TASK PROMPT:
In the material below, find each line holding the string "vermachten" and copy it.

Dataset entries
----

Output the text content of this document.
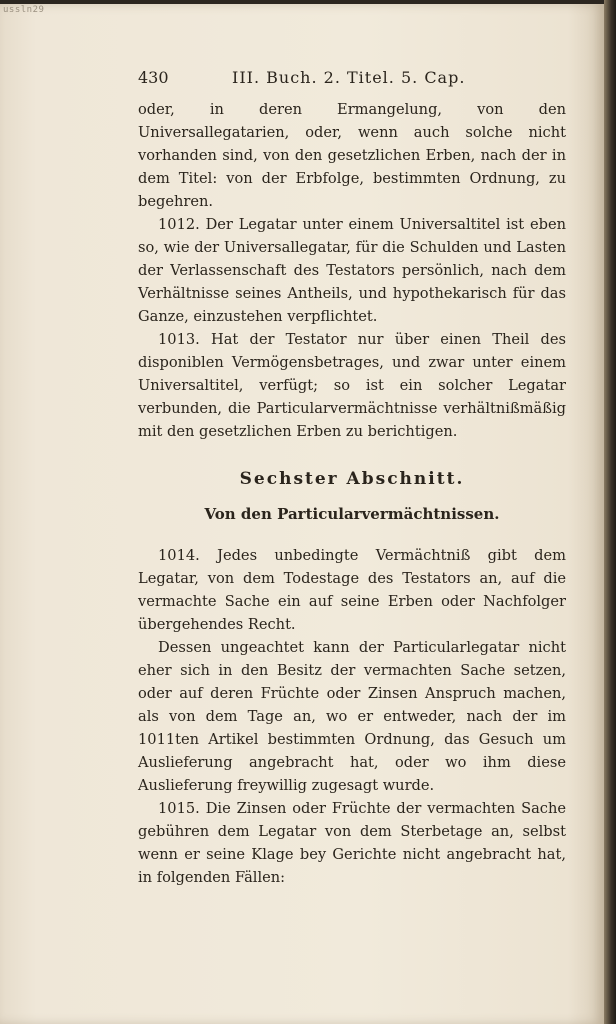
ussln29
430	III. Buch. 2. Titel. 5. Cap.

oder, in deren Ermangelung, von den Universallegatarien, oder, wenn auch solche nicht vorhanden sind, von den gesetzlichen Erben, nach der in dem Titel: von der Erbfolge, bestimmten Ordnung, zu begehren.

1012. Der Legatar unter einem Universaltitel ist eben so, wie der Universallegatar, für die Schulden und Lasten der Verlassenschaft des Testators persönlich, nach dem Verhältnisse seines Antheils, und hypothekarisch für das Ganze, einzustehen verpflichtet.

1013. Hat der Testator nur über einen Theil des disponiblen Vermögensbetrages, und zwar unter einem Universaltitel, verfügt; so ist ein solcher Legatar verbunden, die Particularvermächtnisse verhältnißmäßig mit den gesetzlichen Erben zu berichtigen.

Sechster Abschnitt.
Von den Particularvermächtnissen.

1014. Jedes unbedingte Vermächtniß gibt dem Legatar, von dem Todestage des Testators an, auf die vermachte Sache ein auf seine Erben oder Nachfolger übergehendes Recht.

Dessen ungeachtet kann der Particularlegatar nicht eher sich in den Besitz der vermachten Sache setzen, oder auf deren Früchte oder Zinsen Anspruch machen, als von dem Tage an, wo er entweder, nach der im 1011ten Artikel bestimmten Ordnung, das Gesuch um Auslieferung angebracht hat, oder wo ihm diese Auslieferung freywillig zugesagt wurde.

1015. Die Zinsen oder Früchte der vermachten Sache gebühren dem Legatar von dem Sterbetage an, selbst wenn er seine Klage bey Gerichte nicht angebracht hat, in folgenden Fällen:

----

WRITTEN ANSWER:
Dessen ungeachtet kann der Particularlegatar nicht eher sich in den Besitz der vermachten Sache setzen, oder auf deren Früchte oder Zinsen Anspruch machen, als von dem Tage an, wo er entweder, nach der im 1011ten Artikel bestimmten Ordnung, das Gesuch um Auslieferung angebracht hat, oder wo ihm diese Auslieferung freywillig zugesagt wurde.
1015. Die Zinsen oder Früchte der vermachten Sache gebühren dem Legatar von dem Sterbetage an, selbst wenn er seine Klage bey Gerichte nicht angebracht hat, in folgenden Fällen:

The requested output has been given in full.